-- Start Exercise inputs --
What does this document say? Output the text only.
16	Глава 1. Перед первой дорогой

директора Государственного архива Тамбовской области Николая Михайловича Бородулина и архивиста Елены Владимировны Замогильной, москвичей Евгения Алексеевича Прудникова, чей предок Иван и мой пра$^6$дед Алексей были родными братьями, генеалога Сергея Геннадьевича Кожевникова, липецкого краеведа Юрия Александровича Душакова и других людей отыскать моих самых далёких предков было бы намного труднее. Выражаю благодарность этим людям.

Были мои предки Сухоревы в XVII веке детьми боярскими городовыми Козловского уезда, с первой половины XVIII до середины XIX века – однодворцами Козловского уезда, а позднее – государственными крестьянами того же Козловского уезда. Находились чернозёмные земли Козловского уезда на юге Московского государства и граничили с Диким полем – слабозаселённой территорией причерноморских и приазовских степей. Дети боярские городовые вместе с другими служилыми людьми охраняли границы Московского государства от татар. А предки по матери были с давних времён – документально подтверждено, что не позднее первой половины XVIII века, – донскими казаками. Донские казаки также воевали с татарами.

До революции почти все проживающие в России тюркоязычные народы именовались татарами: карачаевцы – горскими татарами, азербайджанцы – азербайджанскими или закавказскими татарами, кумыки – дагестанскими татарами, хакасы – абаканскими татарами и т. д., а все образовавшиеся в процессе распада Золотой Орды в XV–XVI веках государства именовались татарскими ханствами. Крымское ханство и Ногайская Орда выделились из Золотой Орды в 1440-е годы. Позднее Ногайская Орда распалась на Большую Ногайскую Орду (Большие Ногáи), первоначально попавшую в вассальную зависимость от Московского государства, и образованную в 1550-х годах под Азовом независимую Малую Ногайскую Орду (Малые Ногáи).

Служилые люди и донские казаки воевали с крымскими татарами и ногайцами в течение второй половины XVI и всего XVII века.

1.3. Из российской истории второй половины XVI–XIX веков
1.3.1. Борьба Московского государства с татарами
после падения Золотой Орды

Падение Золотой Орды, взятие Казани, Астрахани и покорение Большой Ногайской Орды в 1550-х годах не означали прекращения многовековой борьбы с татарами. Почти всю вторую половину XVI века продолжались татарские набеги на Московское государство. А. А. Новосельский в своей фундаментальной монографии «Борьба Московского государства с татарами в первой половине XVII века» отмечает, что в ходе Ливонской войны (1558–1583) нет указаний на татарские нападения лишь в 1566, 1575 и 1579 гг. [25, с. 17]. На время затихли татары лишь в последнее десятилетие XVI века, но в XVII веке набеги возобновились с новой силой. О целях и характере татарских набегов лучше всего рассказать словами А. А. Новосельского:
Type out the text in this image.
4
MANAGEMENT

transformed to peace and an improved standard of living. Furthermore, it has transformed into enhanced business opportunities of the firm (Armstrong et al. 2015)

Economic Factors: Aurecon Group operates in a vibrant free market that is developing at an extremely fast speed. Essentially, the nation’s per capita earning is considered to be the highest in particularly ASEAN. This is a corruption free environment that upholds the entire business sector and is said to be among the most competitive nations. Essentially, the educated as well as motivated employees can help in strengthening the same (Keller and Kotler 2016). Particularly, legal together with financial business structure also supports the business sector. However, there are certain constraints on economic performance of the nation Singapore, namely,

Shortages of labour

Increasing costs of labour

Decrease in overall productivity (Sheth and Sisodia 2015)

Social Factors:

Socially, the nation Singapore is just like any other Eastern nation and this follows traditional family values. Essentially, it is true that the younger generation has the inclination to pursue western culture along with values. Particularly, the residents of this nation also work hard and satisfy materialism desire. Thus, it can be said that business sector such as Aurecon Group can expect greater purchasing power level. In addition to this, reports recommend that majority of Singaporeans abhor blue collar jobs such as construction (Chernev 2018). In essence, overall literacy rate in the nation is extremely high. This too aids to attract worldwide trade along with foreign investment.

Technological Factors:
-- End Exercise inputs --
Problem statement: Gather each line in the data that holds the string "extremely".

Answer below:
Economic Factors: Aurecon Group operates in a vibrant free market that is developing at an extremely fast speed. Essentially, the nation’s per capita earning is considered to be the highest in particularly ASEAN. This is a corruption free environment that upholds the entire business sector and is said to be among the most competitive nations. Essentially, the educated as well as motivated employees can help in strengthening the same (Keller and Kotler 2016). Particularly, legal together with financial business structure also supports the business sector. However, there are certain constraints on economic performance of the nation Singapore, namely,
Socially, the nation Singapore is just like any other Eastern nation and this follows traditional family values. Essentially, it is true that the younger generation has the inclination to pursue western culture along with values. Particularly, the residents of this nation also work hard and satisfy materialism desire. Thus, it can be said that business sector such as Aurecon Group can expect greater purchasing power level. In addition to this, reports recommend that majority of Singaporeans abhor blue collar jobs such as construction (Chernev 2018). In essence, overall literacy rate in the nation is extremely high. This too aids to attract worldwide trade along with foreign investment.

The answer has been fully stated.